§ **Work to complete**: Copy every line from the material below that holds "Produksi".

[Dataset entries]

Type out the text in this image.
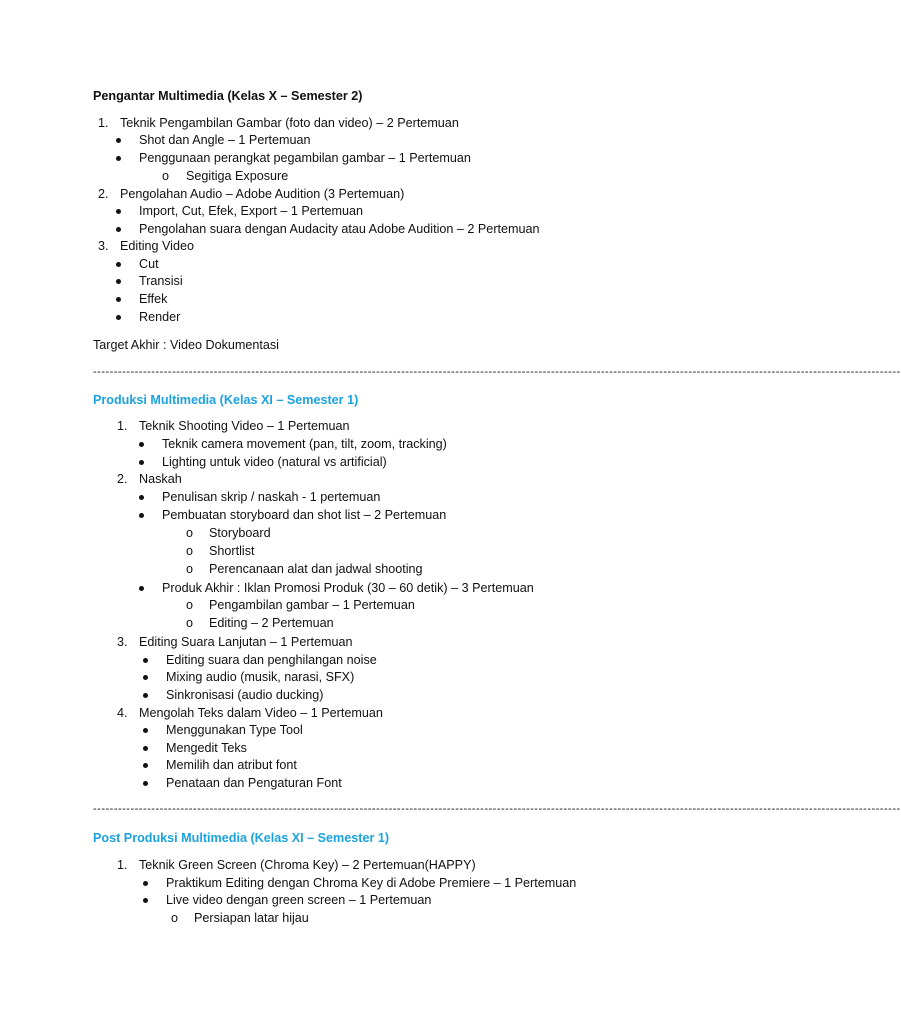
Pengantar Multimedia (Kelas X – Semester 2)
1. Teknik Pengambilan Gambar (foto dan video) – 2 Pertemuan
Shot dan Angle – 1 Pertemuan
Penggunaan perangkat pegambilan gambar – 1 Pertemuan
o Segitiga Exposure
2. Pengolahan Audio – Adobe Audition (3 Pertemuan)
Import, Cut, Efek, Export – 1 Pertemuan
Pengolahan suara dengan Audacity atau Adobe Audition – 2 Pertemuan
3. Editing Video
Cut
Transisi
Effek
Render
Target Akhir : Video Dokumentasi
--------------------------------------------------------------------------------------------------------------------------------------------------------------------------------------------------
Produksi Multimedia (Kelas XI – Semester 1)
1. Teknik Shooting Video – 1 Pertemuan
Teknik camera movement (pan, tilt, zoom, tracking)
Lighting untuk video (natural vs artificial)
2. Naskah
Penulisan skrip / naskah - 1 pertemuan
Pembuatan storyboard dan shot list – 2 Pertemuan
o Storyboard
o Shortlist
o Perencanaan alat dan jadwal shooting
Produk Akhir : Iklan Promosi Produk (30 – 60 detik) – 3 Pertemuan
o Pengambilan gambar – 1 Pertemuan
o Editing – 2 Pertemuan
3. Editing Suara Lanjutan – 1 Pertemuan
Editing suara dan penghilangan noise
Mixing audio (musik, narasi, SFX)
Sinkronisasi (audio ducking)
4. Mengolah Teks dalam Video – 1 Pertemuan
Menggunakan Type Tool
Mengedit Teks
Memilih dan atribut font
Penataan dan Pengaturan Font
--------------------------------------------------------------------------------------------------------------------------------------------------------------------------------------------------
Post Produksi Multimedia (Kelas XI – Semester 1)
1. Teknik Green Screen (Chroma Key) – 2 Pertemuan(HAPPY)
Praktikum Editing dengan Chroma Key di Adobe Premiere – 1 Pertemuan
Live video dengan green screen – 1 Pertemuan
o Persiapan latar hijau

§ **The response**:
Produksi Multimedia (Kelas XI – Semester 1)
Post Produksi Multimedia (Kelas XI – Semester 1)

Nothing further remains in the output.